>> Begin Raw records

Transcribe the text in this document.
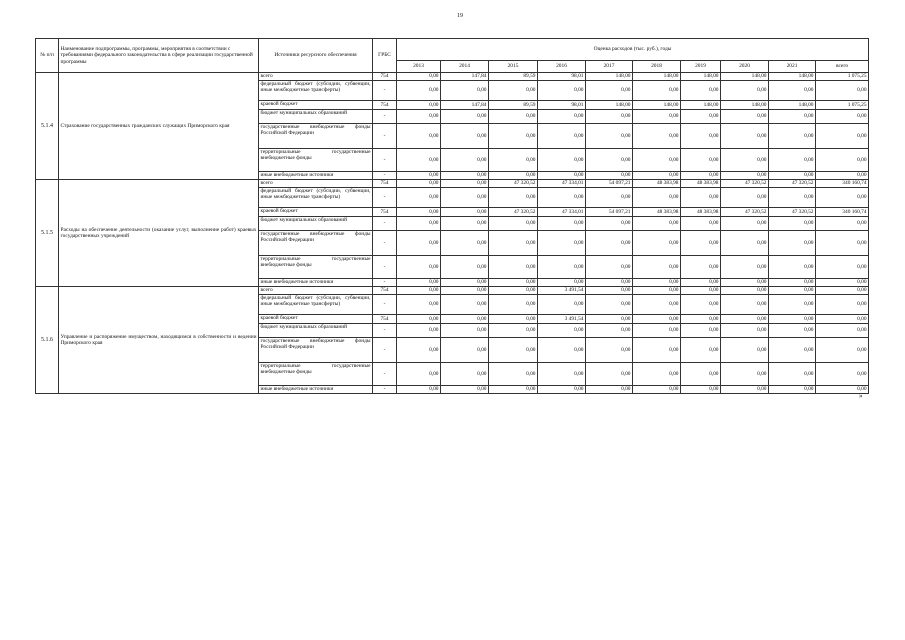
19
№ п/п	Наименование подпрограммы, программы, мероприятия в соответствии с требованиями федерального законодательства в сфере реализации государственной программы	Источники ресурсного обеспечения	ГРБС	Оценка расходов (тыс. руб.), годы									
				2013	2014	2015	2016	2017	2018	2019	2020	2021	всего
5.1.4	Страхование государственных гражданских служащих Приморского края	всего	754	0,00	147,84	89,59	98,01	148,00	148,00	148,00	148,00	148,00	1 075,25
		федеральный бюджет (субсидии, субвенции, иные межбюджетные трансферты)	-	0,00	0,00	0,00	0,00	0,00	0,00	0,00	0,00	0,00	0,00
		краевой бюджет	754	0,00	147,84	89,59	98,01	148,00	148,00	148,00	148,00	148,00	1 075,25
		бюджет муниципальных образований	-	0,00	0,00	0,00	0,00	0,00	0,00	0,00	0,00	0,00	0,00
		государственные внебюджетные фонды Российской Федерации	-	0,00	0,00	0,00	0,00	0,00	0,00	0,00	0,00	0,00	0,00
		территориальные государственные внебюджетные фонды	-	0,00	0,00	0,00	0,00	0,00	0,00	0,00	0,00	0,00	0,00
		иные внебюджетные источники	-	0,00	0,00	0,00	0,00	0,00	0,00	0,00	0,00	0,00	0,00
5.1.5	Расходы на обеспечение деятельности (оказание услуг, выполнение работ) краевых государственных учреждений	всего	754	0,00	0,00	47 320,52	47 334,01	54 097,21	48 383,98	48 383,98	47 320,52	47 320,52	340 160,74
		федеральный бюджет (субсидии, субвенции, иные межбюджетные трансферты)	-	0,00	0,00	0,00	0,00	0,00	0,00	0,00	0,00	0,00	0,00
		краевой бюджет	754	0,00	0,00	47 320,52	47 334,01	54 097,21	48 383,98	48 383,98	47 320,52	47 320,52	340 160,74
		бюджет муниципальных образований	-	0,00	0,00	0,00	0,00	0,00	0,00	0,00	0,00	0,00	0,00
		государственные внебюджетные фонды Российской Федерации	-	0,00	0,00	0,00	0,00	0,00	0,00	0,00	0,00	0,00	0,00
		территориальные государственные внебюджетные фонды	-	0,00	0,00	0,00	0,00	0,00	0,00	0,00	0,00	0,00	0,00
		иные внебюджетные источники	-	0,00	0,00	0,00	0,00	0,00	0,00	0,00	0,00	0,00	0,00
5.1.6	Управление и распоряжение имуществом, находящимся в собственности и ведении Приморского края	всего	754	0,00	0,00	0,00	3 491,54	0,00	0,00	0,00	0,00	0,00	0,00
		федеральный бюджет (субсидии, субвенции, иные межбюджетные трансферты)	-	0,00	0,00	0,00	0,00	0,00	0,00	0,00	0,00	0,00	0,00
		краевой бюджет	754	0,00	0,00	0,00	3 491,54	0,00	0,00	0,00	0,00	0,00	0,00
		бюджет муниципальных образований	-	0,00	0,00	0,00	0,00	0,00	0,00	0,00	0,00	0,00	0,00
		государственные внебюджетные фонды Российской Федерации	-	0,00	0,00	0,00	0,00	0,00	0,00	0,00	0,00	0,00	0,00
		территориальные государственные внебюджетные фонды	-	0,00	0,00	0,00	0,00	0,00	0,00	0,00	0,00	0,00	0,00
		иные внебюджетные источники	-	0,00	0,00	0,00	0,00	0,00	0,00	0,00	0,00	0,00	0,00
»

>> End Raw records

Each line that has the word "краевой" should be copied.

		краевой бюджет	754	0,00	147,84	89,59	98,01	148,00	148,00	148,00	148,00	148,00	1 075,25
		краевой бюджет	754	0,00	0,00	47 320,52	47 334,01	54 097,21	48 383,98	48 383,98	47 320,52	47 320,52	340 160,74
		краевой бюджет	754	0,00	0,00	0,00	3 491,54	0,00	0,00	0,00	0,00	0,00	0,00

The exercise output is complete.